** start of ENTRIES **
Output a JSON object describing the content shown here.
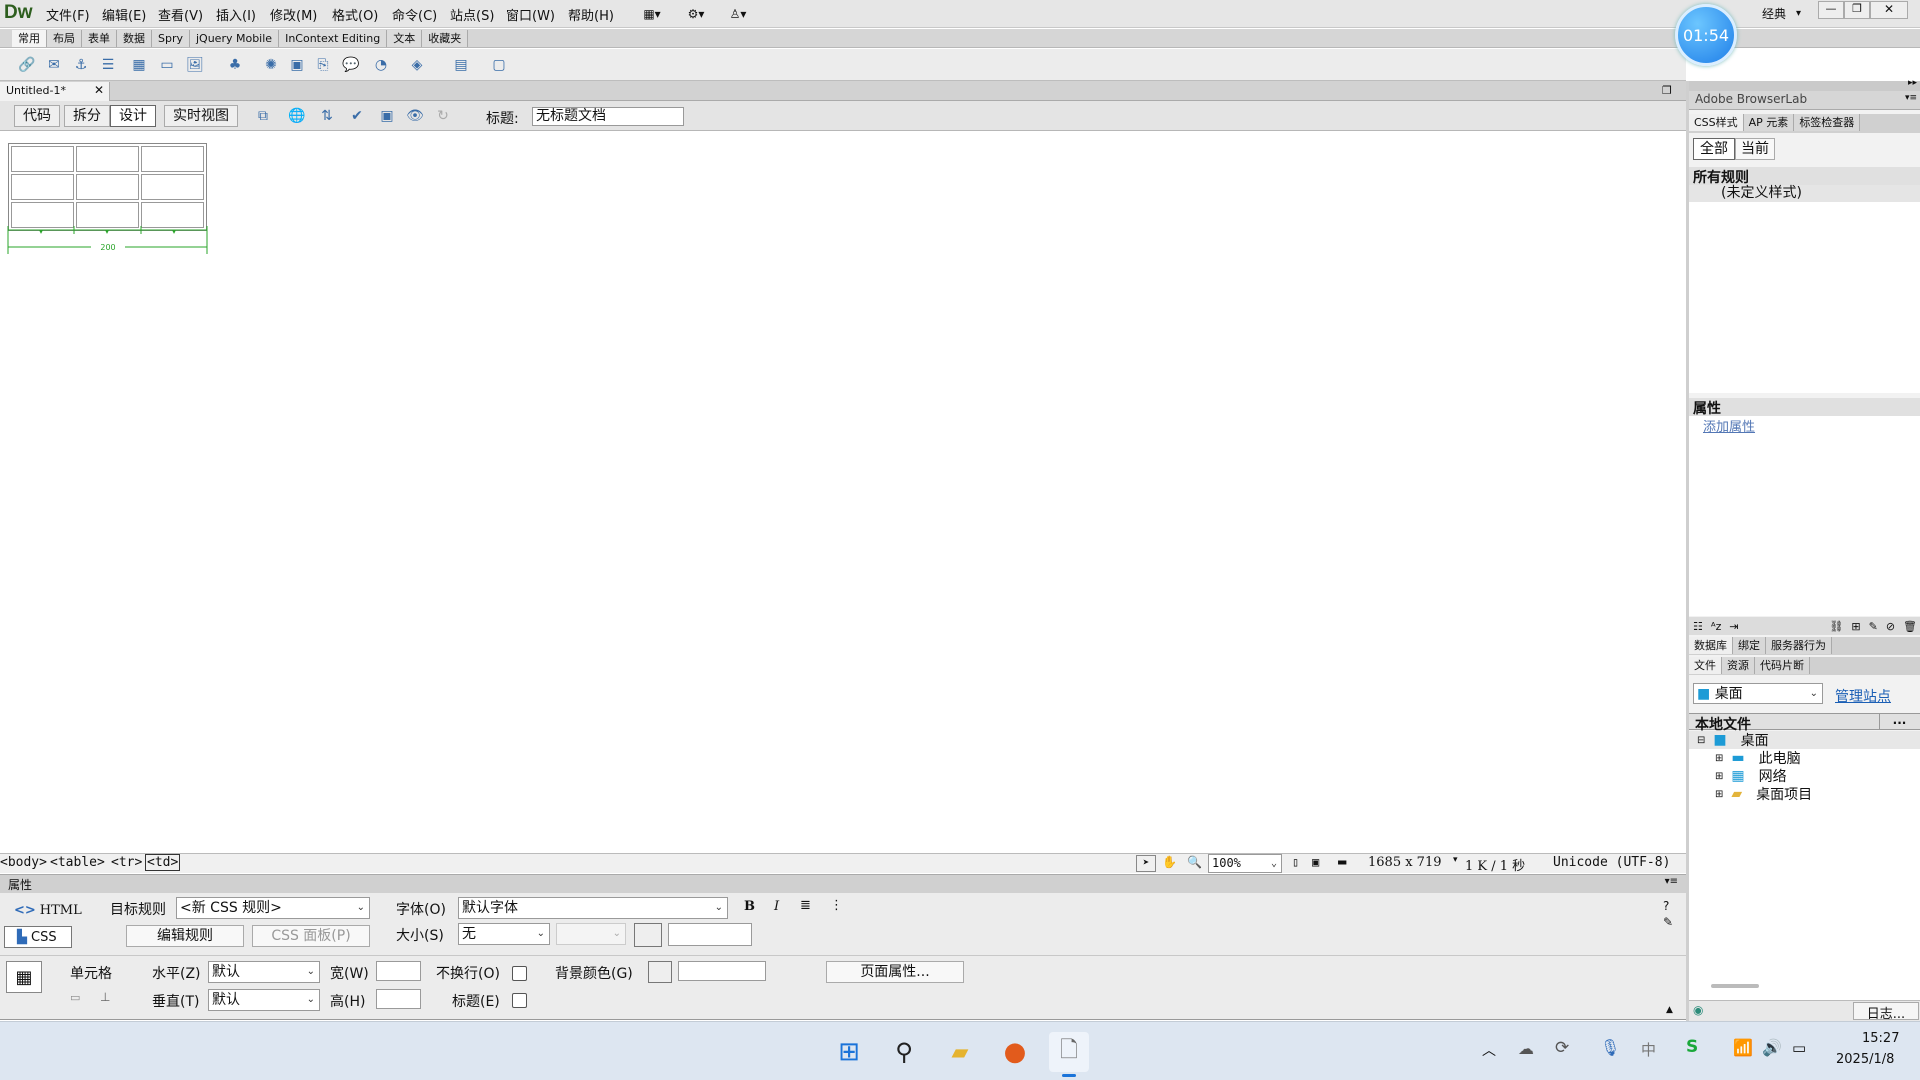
{
  "app": {
    "logo": "Dw",
    "menu": [
      "文件(F)",
      "编辑(E)",
      "查看(V)",
      "插入(I)",
      "修改(M)",
      "格式(O)",
      "命令(C)",
      "站点(S)",
      "窗口(W)",
      "帮助(H)"
    ],
    "workspace": "经典",
    "clock": "01:54"
  },
  "insert_tabs": [
    "常用",
    "布局",
    "表单",
    "数据",
    "Spry",
    "jQuery Mobile",
    "InContext Editing",
    "文本",
    "收藏夹"
  ],
  "insert_icons": [
    "hyperlink-icon",
    "email-link-icon",
    "named-anchor-icon",
    "horizontal-rule-icon",
    "table-icon",
    "insert-div-icon",
    "images-icon",
    "media-icon",
    "date-icon",
    "server-include-icon",
    "comment-icon",
    "head-icon",
    "script-icon",
    "templates-icon",
    "tag-chooser-icon"
  ],
  "document": {
    "tab_title": "Untitled-1*",
    "view_buttons": [
      "代码",
      "拆分",
      "设计",
      "实时视图"
    ],
    "title_label": "标题:",
    "title_value": "无标题文档",
    "table_width_label": "200"
  },
  "status": {
    "tags": [
      "<body>",
      "<table>",
      "<tr>",
      "<td>"
    ],
    "zoom": "100%",
    "dimensions": "1685 x 719",
    "download": "1 K / 1 秒",
    "encoding": "Unicode (UTF-8)"
  },
  "properties": {
    "header": "属性",
    "html_label": "HTML",
    "css_label": "CSS",
    "target_rule_label": "目标规则",
    "target_rule_value": "<新 CSS 规则>",
    "edit_rule_button": "编辑规则",
    "css_panel_button": "CSS 面板(P)",
    "font_label": "字体(O)",
    "font_value": "默认字体",
    "size_label": "大小(S)",
    "size_value": "无",
    "cell_label": "单元格",
    "horz_label": "水平(Z)",
    "horz_value": "默认",
    "vert_label": "垂直(T)",
    "vert_value": "默认",
    "width_label": "宽(W)",
    "height_label": "高(H)",
    "nowrap_label": "不换行(O)",
    "header_label": "标题(E)",
    "bgcolor_label": "背景颜色(G)",
    "page_props_button": "页面属性...",
    "bold": "B",
    "italic": "I"
  },
  "right_panel": {
    "browserlab": "Adobe BrowserLab",
    "css_tabs": [
      "CSS样式",
      "AP 元素",
      "标签检查器"
    ],
    "css_buttons": [
      "全部",
      "当前"
    ],
    "all_rules_header": "所有规则",
    "undefined_style": "(未定义样式)",
    "attributes_header": "属性",
    "add_attribute": "添加属性",
    "db_tabs": [
      "数据库",
      "绑定",
      "服务器行为"
    ],
    "file_tabs": [
      "文件",
      "资源",
      "代码片断"
    ],
    "site_select": "桌面",
    "manage_sites": "管理站点",
    "local_files": "本地文件",
    "tree": [
      "桌面",
      "此电脑",
      "网络",
      "桌面项目"
    ],
    "log_button": "日志..."
  },
  "taskbar": {
    "time": "15:27",
    "date": "2025/1/8",
    "ime": "中"
  }
}
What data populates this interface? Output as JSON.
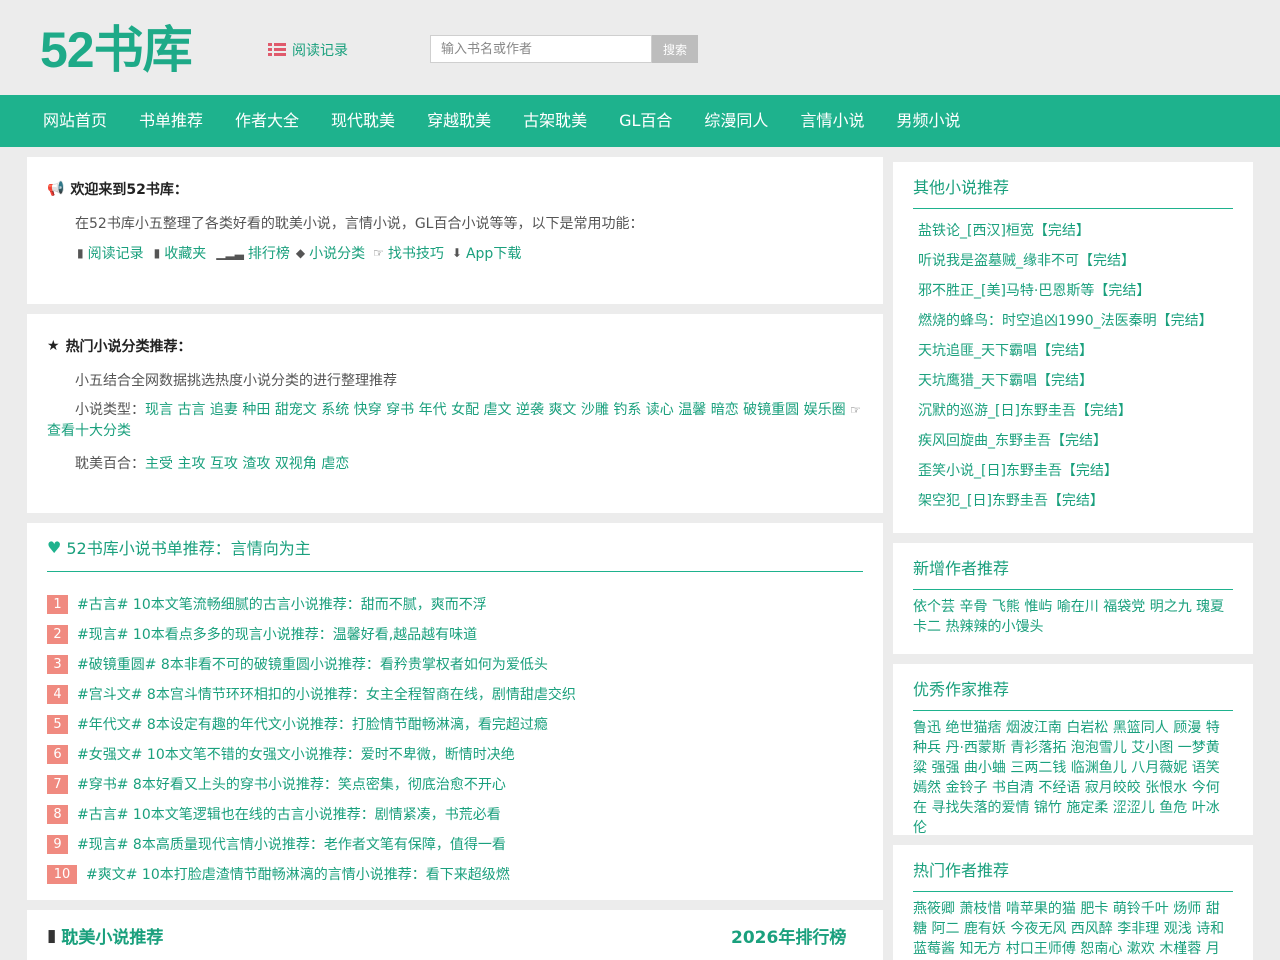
** end of ENTRIES **
WHAT TO PRODUCE
Repeat everything in the records precisely. Images are excluded from the copy.

EXERCISE RESPONSE
Output a JSON object describing the content shown here.
{
  "app": {
    "logo": "Dw",
    "menu": [
      "文件(F)",
      "编辑(E)",
      "查看(V)",
      "插入(I)",
      "修改(M)",
      "格式(O)",
      "命令(C)",
      "站点(S)",
      "窗口(W)",
      "帮助(H)"
    ],
    "workspace": "经典",
    "clock": "01:54"
  },
  "insert_tabs": [
    "常用",
    "布局",
    "表单",
    "数据",
    "Spry",
    "jQuery Mobile",
    "InContext Editing",
    "文本",
    "收藏夹"
  ],
  "insert_icons": [
    "hyperlink-icon",
    "email-link-icon",
    "named-anchor-icon",
    "horizontal-rule-icon",
    "table-icon",
    "insert-div-icon",
    "images-icon",
    "media-icon",
    "date-icon",
    "server-include-icon",
    "comment-icon",
    "head-icon",
    "script-icon",
    "templates-icon",
    "tag-chooser-icon"
  ],
  "document": {
    "tab_title": "Untitled-1*",
    "view_buttons": [
      "代码",
      "拆分",
      "设计",
      "实时视图"
    ],
    "title_label": "标题:",
    "title_value": "无标题文档",
    "table_width_label": "200"
  },
  "status": {
    "tags": [
      "<body>",
      "<table>",
      "<tr>",
      "<td>"
    ],
    "zoom": "100%",
    "dimensions": "1685 x 719",
    "download": "1 K / 1 秒",
    "encoding": "Unicode (UTF-8)"
  },
  "properties": {
    "header": "属性",
    "html_label": "HTML",
    "css_label": "CSS",
    "target_rule_label": "目标规则",
    "target_rule_value": "<新 CSS 规则>",
    "edit_rule_button": "编辑规则",
    "css_panel_button": "CSS 面板(P)",
    "font_label": "字体(O)",
    "font_value": "默认字体",
    "size_label": "大小(S)",
    "size_value": "无",
    "cell_label": "单元格",
    "horz_label": "水平(Z)",
    "horz_value": "默认",
    "vert_label": "垂直(T)",
    "vert_value": "默认",
    "width_label": "宽(W)",
    "height_label": "高(H)",
    "nowrap_label": "不换行(O)",
    "header_label": "标题(E)",
    "bgcolor_label": "背景颜色(G)",
    "page_props_button": "页面属性...",
    "bold": "B",
    "italic": "I"
  },
  "right_panel": {
    "browserlab": "Adobe BrowserLab",
    "css_tabs": [
      "CSS样式",
      "AP 元素",
      "标签检查器"
    ],
    "css_buttons": [
      "全部",
      "当前"
    ],
    "all_rules_header": "所有规则",
    "undefined_style": "(未定义样式)",
    "attributes_header": "属性",
    "add_attribute": "添加属性",
    "db_tabs": [
      "数据库",
      "绑定",
      "服务器行为"
    ],
    "file_tabs": [
      "文件",
      "资源",
      "代码片断"
    ],
    "site_select": "桌面",
    "manage_sites": "管理站点",
    "local_files": "本地文件",
    "tree": [
      "桌面",
      "此电脑",
      "网络",
      "桌面项目"
    ],
    "log_button": "日志..."
  },
  "taskbar": {
    "time": "15:27",
    "date": "2025/1/8",
    "ime": "中"
  }
}
What data populates this interface? Output as JSON.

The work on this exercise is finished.